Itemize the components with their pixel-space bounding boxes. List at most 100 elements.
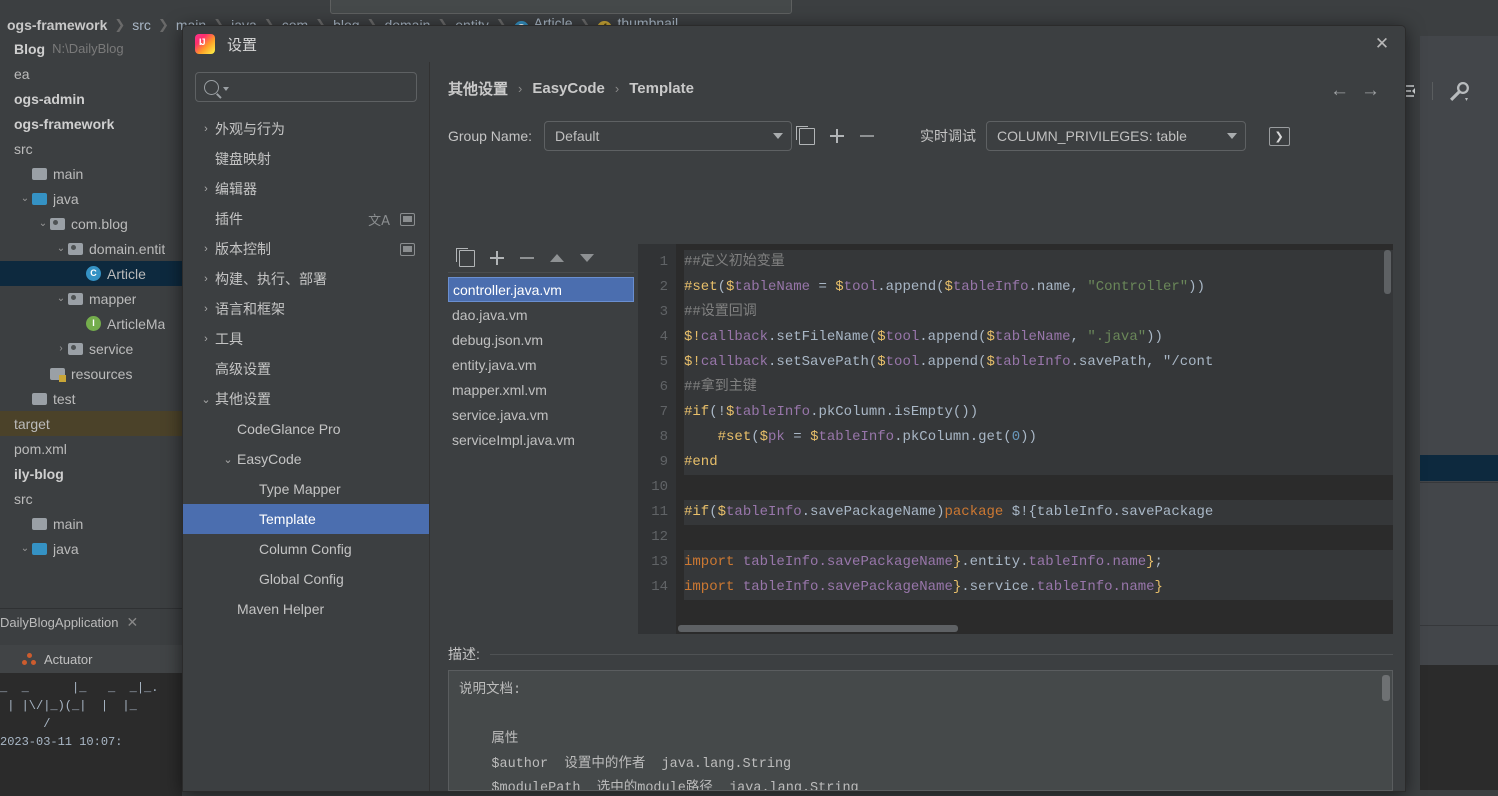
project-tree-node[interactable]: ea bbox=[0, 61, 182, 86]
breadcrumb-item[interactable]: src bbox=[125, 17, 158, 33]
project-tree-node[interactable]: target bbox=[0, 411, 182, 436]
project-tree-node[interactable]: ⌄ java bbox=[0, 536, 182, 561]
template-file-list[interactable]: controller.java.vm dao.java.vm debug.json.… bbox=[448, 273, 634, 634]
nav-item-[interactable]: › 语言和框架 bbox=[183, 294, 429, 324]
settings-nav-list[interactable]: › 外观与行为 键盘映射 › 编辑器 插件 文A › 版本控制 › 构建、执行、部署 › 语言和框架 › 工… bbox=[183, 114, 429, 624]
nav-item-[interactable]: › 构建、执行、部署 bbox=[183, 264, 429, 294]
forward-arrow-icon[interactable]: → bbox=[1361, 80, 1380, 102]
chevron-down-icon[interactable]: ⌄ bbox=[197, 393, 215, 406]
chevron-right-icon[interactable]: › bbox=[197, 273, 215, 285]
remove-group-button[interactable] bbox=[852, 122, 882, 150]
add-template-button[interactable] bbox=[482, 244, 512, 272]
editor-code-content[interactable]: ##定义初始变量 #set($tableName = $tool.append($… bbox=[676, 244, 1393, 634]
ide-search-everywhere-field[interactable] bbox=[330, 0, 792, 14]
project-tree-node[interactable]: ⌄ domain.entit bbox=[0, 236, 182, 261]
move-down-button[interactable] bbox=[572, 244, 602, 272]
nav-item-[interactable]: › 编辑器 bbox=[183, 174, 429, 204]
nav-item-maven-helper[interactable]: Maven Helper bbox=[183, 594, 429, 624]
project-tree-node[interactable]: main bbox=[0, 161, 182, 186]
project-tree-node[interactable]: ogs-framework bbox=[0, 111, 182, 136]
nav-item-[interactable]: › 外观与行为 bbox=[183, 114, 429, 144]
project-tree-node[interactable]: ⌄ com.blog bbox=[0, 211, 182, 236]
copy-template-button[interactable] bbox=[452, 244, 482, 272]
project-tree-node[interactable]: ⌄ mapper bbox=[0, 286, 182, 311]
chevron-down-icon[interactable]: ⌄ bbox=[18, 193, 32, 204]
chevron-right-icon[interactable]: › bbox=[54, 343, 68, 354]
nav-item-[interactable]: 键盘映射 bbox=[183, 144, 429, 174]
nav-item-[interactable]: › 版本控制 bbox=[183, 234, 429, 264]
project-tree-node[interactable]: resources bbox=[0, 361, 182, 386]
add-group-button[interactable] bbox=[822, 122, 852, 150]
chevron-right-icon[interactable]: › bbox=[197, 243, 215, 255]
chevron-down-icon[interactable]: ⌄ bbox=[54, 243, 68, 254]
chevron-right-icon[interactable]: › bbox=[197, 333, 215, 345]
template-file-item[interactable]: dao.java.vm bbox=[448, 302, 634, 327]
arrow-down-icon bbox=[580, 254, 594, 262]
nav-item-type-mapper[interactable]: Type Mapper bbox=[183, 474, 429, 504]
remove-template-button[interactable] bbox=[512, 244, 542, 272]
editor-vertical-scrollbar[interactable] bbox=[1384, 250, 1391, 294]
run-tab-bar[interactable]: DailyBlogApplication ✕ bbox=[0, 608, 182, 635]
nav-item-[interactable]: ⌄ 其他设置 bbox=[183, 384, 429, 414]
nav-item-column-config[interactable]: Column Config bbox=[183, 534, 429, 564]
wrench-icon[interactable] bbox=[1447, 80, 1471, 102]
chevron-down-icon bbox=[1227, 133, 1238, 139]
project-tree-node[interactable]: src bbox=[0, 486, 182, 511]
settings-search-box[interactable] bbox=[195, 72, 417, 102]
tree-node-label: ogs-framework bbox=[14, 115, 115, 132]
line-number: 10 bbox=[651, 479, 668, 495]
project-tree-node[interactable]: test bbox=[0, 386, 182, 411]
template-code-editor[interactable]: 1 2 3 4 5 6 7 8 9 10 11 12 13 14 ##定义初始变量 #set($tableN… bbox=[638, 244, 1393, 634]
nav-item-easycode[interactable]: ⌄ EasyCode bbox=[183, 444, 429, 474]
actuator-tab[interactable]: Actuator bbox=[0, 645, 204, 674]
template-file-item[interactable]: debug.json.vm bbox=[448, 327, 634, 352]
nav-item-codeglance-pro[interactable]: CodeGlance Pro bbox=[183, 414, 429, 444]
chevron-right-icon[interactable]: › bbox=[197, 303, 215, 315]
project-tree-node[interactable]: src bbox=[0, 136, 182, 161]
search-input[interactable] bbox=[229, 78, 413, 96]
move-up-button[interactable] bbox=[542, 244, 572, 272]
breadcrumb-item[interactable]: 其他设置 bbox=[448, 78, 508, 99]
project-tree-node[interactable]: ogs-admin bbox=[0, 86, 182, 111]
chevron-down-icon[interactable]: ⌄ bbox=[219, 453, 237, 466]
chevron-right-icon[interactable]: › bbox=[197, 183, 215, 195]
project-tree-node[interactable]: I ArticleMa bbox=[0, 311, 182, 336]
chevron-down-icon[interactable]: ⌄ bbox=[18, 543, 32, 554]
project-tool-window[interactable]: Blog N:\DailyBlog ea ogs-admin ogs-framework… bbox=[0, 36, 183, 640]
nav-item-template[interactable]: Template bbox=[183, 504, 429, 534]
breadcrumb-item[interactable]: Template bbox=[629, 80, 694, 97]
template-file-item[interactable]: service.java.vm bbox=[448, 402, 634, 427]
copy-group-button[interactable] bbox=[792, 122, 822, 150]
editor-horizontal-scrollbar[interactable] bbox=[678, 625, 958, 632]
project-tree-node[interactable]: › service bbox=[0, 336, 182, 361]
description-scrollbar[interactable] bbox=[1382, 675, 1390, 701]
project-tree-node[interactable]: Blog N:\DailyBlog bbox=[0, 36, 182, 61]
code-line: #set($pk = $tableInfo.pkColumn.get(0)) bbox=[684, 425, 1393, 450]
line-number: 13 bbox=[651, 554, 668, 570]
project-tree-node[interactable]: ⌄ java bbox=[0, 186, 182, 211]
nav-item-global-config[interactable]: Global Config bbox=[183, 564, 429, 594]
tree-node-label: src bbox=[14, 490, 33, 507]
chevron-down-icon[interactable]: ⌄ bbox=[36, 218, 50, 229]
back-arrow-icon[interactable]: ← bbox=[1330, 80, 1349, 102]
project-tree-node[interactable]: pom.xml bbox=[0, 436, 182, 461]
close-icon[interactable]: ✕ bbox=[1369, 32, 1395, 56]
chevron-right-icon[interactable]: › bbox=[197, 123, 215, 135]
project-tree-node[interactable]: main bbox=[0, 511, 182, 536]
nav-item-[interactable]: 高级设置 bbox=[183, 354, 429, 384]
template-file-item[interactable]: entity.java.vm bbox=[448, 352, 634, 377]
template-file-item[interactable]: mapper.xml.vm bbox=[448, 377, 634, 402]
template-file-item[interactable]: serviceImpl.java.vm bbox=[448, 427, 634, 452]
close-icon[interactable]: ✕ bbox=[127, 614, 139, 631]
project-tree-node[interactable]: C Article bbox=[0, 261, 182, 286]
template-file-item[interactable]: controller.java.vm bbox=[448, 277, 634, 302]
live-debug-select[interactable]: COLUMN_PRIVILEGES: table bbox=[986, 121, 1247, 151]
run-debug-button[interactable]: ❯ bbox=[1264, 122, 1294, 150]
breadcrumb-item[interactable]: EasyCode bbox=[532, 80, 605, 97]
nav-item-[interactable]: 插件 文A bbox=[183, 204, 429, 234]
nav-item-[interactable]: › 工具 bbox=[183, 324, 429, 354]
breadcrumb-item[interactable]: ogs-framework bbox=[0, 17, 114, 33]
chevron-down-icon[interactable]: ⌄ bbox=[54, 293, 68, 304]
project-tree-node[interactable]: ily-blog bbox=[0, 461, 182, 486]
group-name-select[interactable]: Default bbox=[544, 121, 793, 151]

...

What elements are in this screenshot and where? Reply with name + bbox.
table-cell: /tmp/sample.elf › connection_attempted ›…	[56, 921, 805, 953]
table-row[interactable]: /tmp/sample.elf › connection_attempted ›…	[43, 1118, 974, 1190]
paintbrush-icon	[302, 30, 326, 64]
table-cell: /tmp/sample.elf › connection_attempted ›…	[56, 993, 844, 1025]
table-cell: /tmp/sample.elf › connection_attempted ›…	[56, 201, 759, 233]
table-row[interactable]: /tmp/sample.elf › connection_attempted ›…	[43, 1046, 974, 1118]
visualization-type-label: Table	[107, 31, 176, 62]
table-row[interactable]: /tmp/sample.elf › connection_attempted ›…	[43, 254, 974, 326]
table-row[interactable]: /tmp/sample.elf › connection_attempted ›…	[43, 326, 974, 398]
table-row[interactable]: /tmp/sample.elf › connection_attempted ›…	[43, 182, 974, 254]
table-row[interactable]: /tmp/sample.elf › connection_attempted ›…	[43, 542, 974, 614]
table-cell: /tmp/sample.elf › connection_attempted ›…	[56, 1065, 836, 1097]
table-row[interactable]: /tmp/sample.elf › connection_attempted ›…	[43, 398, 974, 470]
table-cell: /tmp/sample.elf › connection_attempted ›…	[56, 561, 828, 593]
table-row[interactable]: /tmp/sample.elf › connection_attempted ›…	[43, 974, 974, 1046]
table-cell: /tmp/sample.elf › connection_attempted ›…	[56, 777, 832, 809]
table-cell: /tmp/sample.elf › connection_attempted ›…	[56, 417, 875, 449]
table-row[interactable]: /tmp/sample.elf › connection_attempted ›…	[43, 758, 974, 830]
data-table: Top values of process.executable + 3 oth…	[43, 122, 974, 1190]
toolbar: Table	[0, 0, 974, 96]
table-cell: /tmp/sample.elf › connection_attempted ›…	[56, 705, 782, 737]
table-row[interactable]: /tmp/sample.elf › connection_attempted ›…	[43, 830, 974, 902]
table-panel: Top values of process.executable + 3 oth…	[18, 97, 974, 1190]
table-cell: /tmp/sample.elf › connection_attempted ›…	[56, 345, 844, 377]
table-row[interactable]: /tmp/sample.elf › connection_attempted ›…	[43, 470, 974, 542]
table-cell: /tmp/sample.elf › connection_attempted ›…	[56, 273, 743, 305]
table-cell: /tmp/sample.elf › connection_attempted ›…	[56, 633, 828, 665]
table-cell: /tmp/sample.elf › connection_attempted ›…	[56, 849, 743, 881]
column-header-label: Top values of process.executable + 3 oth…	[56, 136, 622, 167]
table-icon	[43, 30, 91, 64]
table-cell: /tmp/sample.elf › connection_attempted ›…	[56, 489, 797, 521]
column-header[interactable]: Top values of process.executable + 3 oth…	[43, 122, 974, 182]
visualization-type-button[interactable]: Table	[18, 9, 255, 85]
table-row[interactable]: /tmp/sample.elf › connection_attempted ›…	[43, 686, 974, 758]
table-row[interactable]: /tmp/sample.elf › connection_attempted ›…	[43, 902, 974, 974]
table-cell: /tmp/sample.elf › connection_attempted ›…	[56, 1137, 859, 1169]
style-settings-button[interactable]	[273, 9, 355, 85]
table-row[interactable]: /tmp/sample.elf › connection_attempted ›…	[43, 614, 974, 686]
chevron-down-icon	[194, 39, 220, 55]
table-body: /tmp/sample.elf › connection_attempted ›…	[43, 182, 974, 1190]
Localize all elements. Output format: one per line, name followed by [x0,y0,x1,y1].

--

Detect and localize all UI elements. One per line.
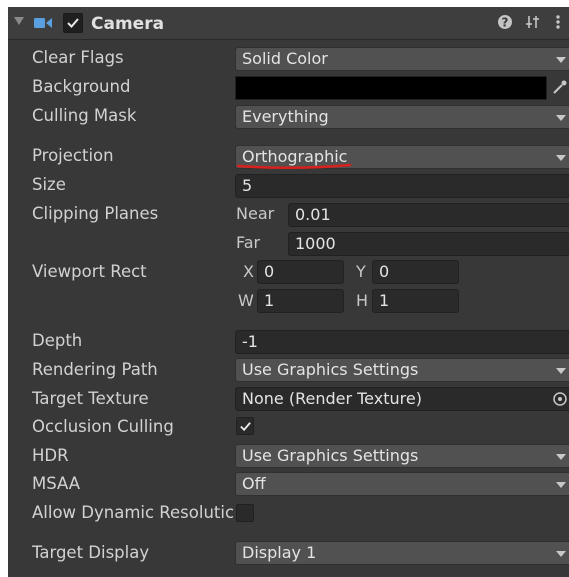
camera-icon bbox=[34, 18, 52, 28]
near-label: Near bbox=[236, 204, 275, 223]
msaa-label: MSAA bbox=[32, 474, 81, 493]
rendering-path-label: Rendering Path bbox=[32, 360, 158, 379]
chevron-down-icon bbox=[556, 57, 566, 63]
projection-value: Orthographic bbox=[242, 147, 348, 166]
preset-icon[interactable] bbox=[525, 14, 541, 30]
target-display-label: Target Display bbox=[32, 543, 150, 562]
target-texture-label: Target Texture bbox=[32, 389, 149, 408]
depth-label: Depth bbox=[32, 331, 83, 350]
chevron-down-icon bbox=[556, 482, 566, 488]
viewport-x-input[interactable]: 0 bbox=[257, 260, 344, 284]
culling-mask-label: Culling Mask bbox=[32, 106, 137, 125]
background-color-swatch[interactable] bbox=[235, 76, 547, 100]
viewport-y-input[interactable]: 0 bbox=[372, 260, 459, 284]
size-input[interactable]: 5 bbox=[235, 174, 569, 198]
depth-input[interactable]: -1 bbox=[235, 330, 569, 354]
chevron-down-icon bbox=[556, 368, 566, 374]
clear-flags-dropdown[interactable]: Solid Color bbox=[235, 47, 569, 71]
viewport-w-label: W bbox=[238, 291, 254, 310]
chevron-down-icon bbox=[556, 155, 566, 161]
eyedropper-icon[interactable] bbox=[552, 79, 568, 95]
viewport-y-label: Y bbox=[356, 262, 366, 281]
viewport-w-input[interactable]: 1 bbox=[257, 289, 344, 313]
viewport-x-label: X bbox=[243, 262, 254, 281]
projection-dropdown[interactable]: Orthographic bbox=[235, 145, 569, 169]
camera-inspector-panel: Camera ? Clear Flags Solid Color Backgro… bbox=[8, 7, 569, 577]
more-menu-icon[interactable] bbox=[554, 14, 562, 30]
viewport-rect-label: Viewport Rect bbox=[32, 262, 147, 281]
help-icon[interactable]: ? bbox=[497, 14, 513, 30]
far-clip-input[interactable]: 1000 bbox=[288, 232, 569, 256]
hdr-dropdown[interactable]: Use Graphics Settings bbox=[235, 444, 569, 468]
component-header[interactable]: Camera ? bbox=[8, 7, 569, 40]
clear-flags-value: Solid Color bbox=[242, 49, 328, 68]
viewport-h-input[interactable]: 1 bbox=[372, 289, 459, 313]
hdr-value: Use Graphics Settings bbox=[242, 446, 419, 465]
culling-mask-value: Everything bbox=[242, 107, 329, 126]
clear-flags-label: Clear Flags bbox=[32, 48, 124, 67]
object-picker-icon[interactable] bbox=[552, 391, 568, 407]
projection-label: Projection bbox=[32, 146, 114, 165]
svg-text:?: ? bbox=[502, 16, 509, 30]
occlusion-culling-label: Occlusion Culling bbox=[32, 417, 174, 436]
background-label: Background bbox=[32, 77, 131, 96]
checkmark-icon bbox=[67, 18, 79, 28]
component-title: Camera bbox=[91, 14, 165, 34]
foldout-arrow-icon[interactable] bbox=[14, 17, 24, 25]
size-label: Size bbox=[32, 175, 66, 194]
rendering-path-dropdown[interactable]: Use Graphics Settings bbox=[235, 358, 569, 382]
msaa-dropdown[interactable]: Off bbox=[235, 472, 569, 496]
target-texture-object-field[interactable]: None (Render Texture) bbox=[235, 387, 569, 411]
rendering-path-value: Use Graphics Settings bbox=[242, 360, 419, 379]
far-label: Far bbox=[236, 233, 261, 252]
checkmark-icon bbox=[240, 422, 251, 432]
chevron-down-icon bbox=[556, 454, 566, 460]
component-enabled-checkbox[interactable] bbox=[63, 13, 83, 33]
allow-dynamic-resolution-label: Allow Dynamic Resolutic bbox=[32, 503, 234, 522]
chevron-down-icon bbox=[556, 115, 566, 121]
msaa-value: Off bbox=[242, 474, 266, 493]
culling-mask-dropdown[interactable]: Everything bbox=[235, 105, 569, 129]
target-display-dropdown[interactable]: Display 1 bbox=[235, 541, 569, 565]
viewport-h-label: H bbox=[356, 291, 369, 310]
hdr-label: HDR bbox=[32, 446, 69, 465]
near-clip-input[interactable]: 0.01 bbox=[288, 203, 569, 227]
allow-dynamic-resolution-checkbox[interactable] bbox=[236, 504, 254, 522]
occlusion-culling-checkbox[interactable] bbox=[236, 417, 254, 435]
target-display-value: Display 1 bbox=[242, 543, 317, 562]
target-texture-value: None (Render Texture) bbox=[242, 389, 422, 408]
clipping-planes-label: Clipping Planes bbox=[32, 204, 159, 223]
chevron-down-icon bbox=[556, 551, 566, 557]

**The task**. Copy out the material again, beginning with the line containing "project-tree-node[interactable]: ea bbox=[0, 61, 182, 86]" and going on through the line containing "editor-code-content[interactable]: ##定义初始变量 #set($tableName".

**Written solution**.
project-tree-node[interactable]: ea bbox=[0, 61, 182, 86]
breadcrumb-item[interactable]: src bbox=[125, 17, 158, 33]
project-tree-node[interactable]: target bbox=[0, 411, 182, 436]
project-tree-node[interactable]: ⌄ java bbox=[0, 536, 182, 561]
template-file-list[interactable]: controller.java.vm dao.java.vm debug.json.… bbox=[448, 273, 634, 634]
nav-item-[interactable]: › 语言和框架 bbox=[183, 294, 429, 324]
settings-nav-list[interactable]: › 外观与行为 键盘映射 › 编辑器 插件 文A › 版本控制 › 构建、执行、部署 › 语言和框架 › 工… bbox=[183, 114, 429, 624]
nav-item-[interactable]: › 构建、执行、部署 bbox=[183, 264, 429, 294]
forward-arrow-icon[interactable]: → bbox=[1361, 80, 1380, 102]
chevron-down-icon[interactable]: ⌄ bbox=[197, 393, 215, 406]
chevron-right-icon[interactable]: › bbox=[197, 273, 215, 285]
remove-group-button[interactable] bbox=[852, 122, 882, 150]
add-template-button[interactable] bbox=[482, 244, 512, 272]
editor-code-content[interactable]: ##定义初始变量 #set($tableName = $tool.append($… bbox=[676, 244, 1393, 634]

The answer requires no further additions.